[Begin]
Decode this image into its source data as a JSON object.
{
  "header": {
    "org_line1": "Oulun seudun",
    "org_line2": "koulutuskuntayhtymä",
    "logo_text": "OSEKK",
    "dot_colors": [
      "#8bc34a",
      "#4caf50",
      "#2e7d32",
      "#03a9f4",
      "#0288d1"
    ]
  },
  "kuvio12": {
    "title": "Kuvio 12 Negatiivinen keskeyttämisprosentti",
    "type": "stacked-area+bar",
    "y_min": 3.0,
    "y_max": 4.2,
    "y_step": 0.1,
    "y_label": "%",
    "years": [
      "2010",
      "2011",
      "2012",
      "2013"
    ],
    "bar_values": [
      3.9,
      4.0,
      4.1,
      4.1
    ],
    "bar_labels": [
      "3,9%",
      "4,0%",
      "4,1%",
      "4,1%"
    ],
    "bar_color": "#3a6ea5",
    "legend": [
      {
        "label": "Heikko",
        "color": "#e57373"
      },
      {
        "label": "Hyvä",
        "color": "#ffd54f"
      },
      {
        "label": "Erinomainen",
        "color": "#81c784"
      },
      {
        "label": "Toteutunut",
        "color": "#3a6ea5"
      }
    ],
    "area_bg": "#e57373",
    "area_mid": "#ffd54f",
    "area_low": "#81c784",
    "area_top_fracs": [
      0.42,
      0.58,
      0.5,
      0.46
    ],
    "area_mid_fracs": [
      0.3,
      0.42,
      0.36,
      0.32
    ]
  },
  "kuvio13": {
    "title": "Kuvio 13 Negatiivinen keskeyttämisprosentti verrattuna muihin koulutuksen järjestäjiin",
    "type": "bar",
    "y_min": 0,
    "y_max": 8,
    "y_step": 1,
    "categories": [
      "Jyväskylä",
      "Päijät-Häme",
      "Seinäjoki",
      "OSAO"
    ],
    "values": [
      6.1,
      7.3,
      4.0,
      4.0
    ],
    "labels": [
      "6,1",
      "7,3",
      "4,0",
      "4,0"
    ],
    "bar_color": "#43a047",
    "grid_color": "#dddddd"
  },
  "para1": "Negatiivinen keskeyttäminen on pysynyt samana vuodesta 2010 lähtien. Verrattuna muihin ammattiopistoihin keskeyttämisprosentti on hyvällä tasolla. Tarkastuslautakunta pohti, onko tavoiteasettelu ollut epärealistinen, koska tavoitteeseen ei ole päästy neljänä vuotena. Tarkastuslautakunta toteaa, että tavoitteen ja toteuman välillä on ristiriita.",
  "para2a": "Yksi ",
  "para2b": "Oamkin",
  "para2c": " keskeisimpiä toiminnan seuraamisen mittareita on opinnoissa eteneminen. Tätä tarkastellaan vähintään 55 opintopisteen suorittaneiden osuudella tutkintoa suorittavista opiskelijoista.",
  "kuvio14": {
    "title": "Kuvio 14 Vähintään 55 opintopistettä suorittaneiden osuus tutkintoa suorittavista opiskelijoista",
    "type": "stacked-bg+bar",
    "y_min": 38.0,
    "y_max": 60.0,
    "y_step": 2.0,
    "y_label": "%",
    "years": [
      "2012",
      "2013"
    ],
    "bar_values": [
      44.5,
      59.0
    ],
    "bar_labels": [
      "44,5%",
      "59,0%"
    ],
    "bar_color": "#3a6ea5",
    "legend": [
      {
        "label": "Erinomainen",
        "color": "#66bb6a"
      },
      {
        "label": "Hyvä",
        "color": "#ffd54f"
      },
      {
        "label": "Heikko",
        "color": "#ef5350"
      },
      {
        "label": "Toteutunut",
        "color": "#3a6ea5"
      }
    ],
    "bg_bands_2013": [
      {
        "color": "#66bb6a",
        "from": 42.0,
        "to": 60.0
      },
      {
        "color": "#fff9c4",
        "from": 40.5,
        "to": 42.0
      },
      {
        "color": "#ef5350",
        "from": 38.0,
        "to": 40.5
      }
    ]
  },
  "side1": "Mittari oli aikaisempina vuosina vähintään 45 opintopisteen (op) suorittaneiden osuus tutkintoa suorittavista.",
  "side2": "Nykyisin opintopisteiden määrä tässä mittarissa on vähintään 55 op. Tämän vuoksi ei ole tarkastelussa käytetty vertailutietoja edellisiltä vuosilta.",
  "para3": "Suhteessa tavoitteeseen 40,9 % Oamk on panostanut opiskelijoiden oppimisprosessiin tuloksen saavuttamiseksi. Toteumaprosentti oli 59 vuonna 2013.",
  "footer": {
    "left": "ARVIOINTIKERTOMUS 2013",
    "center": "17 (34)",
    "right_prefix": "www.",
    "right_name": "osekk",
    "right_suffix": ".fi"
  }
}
[End]
Exercise objective:
Read the entries and select each line where the word "suorittaneiden" is found.

The reply:
  "para2c": " keskeisimpiä toiminnan seuraamisen mittareita on opinnoissa eteneminen. Tätä tarkastellaan vähintään 55 opintopisteen suorittaneiden osuudella tutkintoa suorittavista opiskelijoista.",
    "title": "Kuvio 14 Vähintään 55 opintopistettä suorittaneiden osuus tutkintoa suorittavista opiskelijoista",
  "side1": "Mittari oli aikaisempina vuosina vähintään 45 opintopisteen (op) suorittaneiden osuus tutkintoa suorittavista.",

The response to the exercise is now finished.